◆ **EXERCISE DESCRIPTION**: Locate the string "Usage" in the records below. Copy every line where it occurs.

◆ **INFORMATION PROVIDED**:
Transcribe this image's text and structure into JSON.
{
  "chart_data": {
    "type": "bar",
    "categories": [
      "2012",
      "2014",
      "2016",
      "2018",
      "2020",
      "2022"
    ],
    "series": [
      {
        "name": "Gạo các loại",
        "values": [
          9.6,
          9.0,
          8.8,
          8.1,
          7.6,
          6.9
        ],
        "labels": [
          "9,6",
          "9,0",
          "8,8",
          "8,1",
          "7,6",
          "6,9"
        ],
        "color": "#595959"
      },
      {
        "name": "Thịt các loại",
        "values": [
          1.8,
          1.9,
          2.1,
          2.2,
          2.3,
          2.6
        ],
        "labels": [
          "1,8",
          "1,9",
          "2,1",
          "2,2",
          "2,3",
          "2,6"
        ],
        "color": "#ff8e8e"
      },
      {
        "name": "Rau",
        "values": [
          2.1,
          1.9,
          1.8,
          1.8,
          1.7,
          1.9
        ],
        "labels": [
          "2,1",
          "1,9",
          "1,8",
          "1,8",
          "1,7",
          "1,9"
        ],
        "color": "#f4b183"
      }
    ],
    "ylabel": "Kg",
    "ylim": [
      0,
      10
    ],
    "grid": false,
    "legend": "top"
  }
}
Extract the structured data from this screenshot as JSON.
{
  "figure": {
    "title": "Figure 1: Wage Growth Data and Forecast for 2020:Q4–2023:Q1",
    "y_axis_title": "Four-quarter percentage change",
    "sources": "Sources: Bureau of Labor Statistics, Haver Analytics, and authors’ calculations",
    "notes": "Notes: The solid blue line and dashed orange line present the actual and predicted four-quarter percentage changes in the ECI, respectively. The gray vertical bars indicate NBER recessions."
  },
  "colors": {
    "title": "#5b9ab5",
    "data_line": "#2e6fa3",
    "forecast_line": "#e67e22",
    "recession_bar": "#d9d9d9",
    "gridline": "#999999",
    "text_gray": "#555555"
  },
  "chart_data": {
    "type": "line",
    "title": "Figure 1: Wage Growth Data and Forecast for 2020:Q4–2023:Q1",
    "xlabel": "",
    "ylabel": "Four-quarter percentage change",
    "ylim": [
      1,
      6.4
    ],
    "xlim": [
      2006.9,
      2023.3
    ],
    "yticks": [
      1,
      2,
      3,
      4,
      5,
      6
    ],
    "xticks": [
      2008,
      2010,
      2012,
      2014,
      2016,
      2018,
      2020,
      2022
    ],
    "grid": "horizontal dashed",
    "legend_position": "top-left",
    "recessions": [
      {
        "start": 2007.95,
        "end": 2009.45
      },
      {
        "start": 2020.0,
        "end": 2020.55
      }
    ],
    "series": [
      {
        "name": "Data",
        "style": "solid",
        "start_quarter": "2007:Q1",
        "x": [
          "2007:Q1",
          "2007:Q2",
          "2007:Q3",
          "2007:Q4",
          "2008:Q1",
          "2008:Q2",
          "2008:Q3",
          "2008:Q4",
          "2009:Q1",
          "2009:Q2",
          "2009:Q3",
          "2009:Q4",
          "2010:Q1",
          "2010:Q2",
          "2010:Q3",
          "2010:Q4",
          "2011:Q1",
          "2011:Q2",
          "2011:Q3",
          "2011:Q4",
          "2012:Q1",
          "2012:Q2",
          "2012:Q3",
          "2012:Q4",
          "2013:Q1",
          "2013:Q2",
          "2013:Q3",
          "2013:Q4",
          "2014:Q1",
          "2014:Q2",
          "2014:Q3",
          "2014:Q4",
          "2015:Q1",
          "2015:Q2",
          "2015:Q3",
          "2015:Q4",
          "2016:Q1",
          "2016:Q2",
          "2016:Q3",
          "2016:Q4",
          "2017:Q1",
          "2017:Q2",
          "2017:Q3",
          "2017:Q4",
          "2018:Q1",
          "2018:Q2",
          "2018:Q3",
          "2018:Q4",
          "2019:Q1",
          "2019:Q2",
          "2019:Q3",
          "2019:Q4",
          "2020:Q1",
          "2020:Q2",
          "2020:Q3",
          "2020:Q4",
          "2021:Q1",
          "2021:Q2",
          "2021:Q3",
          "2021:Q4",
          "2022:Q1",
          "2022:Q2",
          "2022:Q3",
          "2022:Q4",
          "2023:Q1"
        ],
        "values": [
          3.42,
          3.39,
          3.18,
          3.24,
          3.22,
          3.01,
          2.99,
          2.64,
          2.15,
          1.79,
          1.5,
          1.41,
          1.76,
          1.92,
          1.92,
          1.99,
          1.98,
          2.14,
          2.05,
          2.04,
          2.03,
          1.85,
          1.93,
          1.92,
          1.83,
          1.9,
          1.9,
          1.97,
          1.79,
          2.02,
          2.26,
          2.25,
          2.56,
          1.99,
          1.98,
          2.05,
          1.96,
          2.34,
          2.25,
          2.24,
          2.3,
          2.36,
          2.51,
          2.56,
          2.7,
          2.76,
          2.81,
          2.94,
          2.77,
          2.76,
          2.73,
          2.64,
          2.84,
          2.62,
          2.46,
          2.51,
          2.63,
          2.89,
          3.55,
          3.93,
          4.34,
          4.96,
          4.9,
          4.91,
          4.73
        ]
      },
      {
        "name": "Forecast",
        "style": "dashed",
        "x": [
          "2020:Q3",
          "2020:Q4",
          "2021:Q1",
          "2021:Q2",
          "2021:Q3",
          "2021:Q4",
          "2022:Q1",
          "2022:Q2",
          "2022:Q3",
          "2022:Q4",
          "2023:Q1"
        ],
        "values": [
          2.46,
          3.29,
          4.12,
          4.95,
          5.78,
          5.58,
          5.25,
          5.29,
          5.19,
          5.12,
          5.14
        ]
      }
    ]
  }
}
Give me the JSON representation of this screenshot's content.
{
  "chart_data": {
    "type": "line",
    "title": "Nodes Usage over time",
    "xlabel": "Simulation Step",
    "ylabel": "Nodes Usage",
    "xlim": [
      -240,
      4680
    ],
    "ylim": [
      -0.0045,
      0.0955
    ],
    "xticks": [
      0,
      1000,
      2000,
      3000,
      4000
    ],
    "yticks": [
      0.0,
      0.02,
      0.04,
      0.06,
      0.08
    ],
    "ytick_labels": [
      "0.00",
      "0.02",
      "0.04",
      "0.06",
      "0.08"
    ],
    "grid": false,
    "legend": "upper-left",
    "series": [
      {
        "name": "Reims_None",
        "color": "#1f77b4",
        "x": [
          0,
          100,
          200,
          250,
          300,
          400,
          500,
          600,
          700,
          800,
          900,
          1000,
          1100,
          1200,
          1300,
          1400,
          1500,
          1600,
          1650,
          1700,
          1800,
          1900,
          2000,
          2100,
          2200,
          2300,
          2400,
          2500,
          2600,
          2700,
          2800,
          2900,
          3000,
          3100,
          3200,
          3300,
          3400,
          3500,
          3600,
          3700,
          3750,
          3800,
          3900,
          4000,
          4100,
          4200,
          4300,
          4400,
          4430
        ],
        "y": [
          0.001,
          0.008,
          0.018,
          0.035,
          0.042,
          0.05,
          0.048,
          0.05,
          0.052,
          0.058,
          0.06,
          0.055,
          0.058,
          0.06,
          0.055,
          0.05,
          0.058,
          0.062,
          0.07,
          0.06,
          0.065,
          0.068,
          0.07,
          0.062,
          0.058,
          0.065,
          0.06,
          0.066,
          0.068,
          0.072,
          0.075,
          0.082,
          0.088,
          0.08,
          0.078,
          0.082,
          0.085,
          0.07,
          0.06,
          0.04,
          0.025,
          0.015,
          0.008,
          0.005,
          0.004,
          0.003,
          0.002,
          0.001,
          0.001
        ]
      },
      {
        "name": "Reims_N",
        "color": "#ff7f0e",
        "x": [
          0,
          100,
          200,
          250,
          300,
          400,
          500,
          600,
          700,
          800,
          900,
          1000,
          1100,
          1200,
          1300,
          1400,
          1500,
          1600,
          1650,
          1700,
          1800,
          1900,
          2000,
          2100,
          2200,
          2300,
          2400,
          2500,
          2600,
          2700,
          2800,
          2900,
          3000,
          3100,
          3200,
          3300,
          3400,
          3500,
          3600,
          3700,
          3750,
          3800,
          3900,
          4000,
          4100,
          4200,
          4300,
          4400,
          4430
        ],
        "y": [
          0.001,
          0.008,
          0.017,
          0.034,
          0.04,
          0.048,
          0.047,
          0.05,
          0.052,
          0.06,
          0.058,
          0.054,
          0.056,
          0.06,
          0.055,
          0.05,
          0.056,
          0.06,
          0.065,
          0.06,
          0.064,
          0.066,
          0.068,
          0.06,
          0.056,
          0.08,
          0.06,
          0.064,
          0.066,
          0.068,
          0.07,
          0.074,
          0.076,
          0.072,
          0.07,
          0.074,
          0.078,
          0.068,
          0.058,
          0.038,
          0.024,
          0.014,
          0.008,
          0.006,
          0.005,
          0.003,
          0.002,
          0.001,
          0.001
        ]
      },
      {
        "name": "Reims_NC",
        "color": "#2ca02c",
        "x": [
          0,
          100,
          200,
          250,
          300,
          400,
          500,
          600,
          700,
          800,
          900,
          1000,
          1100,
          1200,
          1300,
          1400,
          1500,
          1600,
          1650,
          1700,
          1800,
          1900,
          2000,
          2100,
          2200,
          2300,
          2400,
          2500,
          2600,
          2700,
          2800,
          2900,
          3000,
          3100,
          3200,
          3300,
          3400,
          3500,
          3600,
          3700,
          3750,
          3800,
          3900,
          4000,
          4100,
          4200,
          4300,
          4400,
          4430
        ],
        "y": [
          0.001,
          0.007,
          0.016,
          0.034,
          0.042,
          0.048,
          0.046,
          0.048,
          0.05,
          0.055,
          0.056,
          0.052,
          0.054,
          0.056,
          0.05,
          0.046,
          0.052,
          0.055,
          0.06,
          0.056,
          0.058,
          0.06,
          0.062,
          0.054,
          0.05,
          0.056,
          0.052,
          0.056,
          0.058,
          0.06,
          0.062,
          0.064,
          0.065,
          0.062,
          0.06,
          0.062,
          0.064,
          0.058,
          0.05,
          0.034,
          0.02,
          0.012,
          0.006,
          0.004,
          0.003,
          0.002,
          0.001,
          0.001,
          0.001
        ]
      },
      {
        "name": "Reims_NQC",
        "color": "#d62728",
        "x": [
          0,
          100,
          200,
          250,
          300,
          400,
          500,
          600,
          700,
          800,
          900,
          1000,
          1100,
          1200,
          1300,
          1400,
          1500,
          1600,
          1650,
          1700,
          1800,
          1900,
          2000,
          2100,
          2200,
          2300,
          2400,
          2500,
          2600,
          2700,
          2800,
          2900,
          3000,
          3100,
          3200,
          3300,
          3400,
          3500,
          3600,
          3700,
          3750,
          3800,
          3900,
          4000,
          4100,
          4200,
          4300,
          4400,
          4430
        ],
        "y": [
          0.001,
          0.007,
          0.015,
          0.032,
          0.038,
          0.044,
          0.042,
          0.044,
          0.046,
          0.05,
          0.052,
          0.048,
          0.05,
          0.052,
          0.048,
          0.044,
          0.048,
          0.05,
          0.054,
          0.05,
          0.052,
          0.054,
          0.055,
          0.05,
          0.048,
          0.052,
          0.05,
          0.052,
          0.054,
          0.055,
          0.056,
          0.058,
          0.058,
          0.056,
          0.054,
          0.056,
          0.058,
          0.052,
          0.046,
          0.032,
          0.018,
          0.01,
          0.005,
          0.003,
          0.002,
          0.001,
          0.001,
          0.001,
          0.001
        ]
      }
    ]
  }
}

◆ **SOLVED EXERCISE**:
    "title": "Nodes Usage over time",
    "ylabel": "Nodes Usage",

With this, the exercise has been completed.